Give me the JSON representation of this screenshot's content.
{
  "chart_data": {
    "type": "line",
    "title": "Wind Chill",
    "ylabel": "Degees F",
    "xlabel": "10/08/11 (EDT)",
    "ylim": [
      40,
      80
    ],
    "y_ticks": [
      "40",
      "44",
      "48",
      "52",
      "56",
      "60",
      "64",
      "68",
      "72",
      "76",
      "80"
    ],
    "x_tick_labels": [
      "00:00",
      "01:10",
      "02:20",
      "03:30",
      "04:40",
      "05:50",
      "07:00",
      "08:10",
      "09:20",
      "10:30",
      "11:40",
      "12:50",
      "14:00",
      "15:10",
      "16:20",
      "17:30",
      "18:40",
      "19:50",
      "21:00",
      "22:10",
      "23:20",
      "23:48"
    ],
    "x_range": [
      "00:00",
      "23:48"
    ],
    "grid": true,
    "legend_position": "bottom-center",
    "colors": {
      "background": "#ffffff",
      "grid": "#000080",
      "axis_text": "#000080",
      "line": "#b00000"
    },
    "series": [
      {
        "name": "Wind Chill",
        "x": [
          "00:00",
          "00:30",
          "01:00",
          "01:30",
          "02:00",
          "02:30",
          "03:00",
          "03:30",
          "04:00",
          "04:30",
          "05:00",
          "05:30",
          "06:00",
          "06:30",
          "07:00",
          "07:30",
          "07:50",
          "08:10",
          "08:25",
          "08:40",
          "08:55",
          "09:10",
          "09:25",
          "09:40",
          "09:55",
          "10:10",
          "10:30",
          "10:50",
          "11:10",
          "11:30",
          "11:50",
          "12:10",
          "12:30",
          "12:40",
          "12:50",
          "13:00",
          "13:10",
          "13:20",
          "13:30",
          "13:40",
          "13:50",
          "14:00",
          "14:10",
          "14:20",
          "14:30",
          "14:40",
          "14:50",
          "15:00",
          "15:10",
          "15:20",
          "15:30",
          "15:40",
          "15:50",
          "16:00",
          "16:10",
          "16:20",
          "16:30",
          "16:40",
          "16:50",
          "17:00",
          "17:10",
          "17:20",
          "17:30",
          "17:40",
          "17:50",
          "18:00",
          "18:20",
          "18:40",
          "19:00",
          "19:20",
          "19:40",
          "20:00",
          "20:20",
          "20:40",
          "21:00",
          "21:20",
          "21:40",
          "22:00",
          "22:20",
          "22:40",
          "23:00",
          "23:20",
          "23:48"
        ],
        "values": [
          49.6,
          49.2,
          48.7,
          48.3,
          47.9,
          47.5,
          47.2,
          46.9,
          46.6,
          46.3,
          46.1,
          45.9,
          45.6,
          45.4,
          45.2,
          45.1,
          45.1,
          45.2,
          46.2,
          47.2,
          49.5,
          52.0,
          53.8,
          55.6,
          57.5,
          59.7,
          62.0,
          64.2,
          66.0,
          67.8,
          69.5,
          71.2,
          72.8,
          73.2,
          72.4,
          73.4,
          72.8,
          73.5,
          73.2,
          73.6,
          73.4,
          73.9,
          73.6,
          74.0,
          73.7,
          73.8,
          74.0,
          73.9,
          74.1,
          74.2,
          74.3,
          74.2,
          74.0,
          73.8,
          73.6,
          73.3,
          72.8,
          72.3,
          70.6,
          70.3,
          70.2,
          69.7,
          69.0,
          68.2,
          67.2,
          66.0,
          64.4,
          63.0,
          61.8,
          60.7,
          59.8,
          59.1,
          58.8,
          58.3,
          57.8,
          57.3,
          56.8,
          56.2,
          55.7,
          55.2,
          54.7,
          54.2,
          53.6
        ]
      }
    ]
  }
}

Task statement: Nothing should be changed: write out all of the data as is.

Output of the exercise:
Give me the JSON representation of this screenshot's content.
{
  "chart_data": {
    "type": "line",
    "title": "Wind Chill",
    "ylabel": "Degees F",
    "xlabel": "10/08/11 (EDT)",
    "ylim": [
      40,
      80
    ],
    "y_ticks": [
      "40",
      "44",
      "48",
      "52",
      "56",
      "60",
      "64",
      "68",
      "72",
      "76",
      "80"
    ],
    "x_tick_labels": [
      "00:00",
      "01:10",
      "02:20",
      "03:30",
      "04:40",
      "05:50",
      "07:00",
      "08:10",
      "09:20",
      "10:30",
      "11:40",
      "12:50",
      "14:00",
      "15:10",
      "16:20",
      "17:30",
      "18:40",
      "19:50",
      "21:00",
      "22:10",
      "23:20",
      "23:48"
    ],
    "x_range": [
      "00:00",
      "23:48"
    ],
    "grid": true,
    "legend_position": "bottom-center",
    "colors": {
      "background": "#ffffff",
      "grid": "#000080",
      "axis_text": "#000080",
      "line": "#b00000"
    },
    "series": [
      {
        "name": "Wind Chill",
        "x": [
          "00:00",
          "00:30",
          "01:00",
          "01:30",
          "02:00",
          "02:30",
          "03:00",
          "03:30",
          "04:00",
          "04:30",
          "05:00",
          "05:30",
          "06:00",
          "06:30",
          "07:00",
          "07:30",
          "07:50",
          "08:10",
          "08:25",
          "08:40",
          "08:55",
          "09:10",
          "09:25",
          "09:40",
          "09:55",
          "10:10",
          "10:30",
          "10:50",
          "11:10",
          "11:30",
          "11:50",
          "12:10",
          "12:30",
          "12:40",
          "12:50",
          "13:00",
          "13:10",
          "13:20",
          "13:30",
          "13:40",
          "13:50",
          "14:00",
          "14:10",
          "14:20",
          "14:30",
          "14:40",
          "14:50",
          "15:00",
          "15:10",
          "15:20",
          "15:30",
          "15:40",
          "15:50",
          "16:00",
          "16:10",
          "16:20",
          "16:30",
          "16:40",
          "16:50",
          "17:00",
          "17:10",
          "17:20",
          "17:30",
          "17:40",
          "17:50",
          "18:00",
          "18:20",
          "18:40",
          "19:00",
          "19:20",
          "19:40",
          "20:00",
          "20:20",
          "20:40",
          "21:00",
          "21:20",
          "21:40",
          "22:00",
          "22:20",
          "22:40",
          "23:00",
          "23:20",
          "23:48"
        ],
        "values": [
          49.6,
          49.2,
          48.7,
          48.3,
          47.9,
          47.5,
          47.2,
          46.9,
          46.6,
          46.3,
          46.1,
          45.9,
          45.6,
          45.4,
          45.2,
          45.1,
          45.1,
          45.2,
          46.2,
          47.2,
          49.5,
          52.0,
          53.8,
          55.6,
          57.5,
          59.7,
          62.0,
          64.2,
          66.0,
          67.8,
          69.5,
          71.2,
          72.8,
          73.2,
          72.4,
          73.4,
          72.8,
          73.5,
          73.2,
          73.6,
          73.4,
          73.9,
          73.6,
          74.0,
          73.7,
          73.8,
          74.0,
          73.9,
          74.1,
          74.2,
          74.3,
          74.2,
          74.0,
          73.8,
          73.6,
          73.3,
          72.8,
          72.3,
          70.6,
          70.3,
          70.2,
          69.7,
          69.0,
          68.2,
          67.2,
          66.0,
          64.4,
          63.0,
          61.8,
          60.7,
          59.8,
          59.1,
          58.8,
          58.3,
          57.8,
          57.3,
          56.8,
          56.2,
          55.7,
          55.2,
          54.7,
          54.2,
          53.6
        ]
      }
    ]
  }
}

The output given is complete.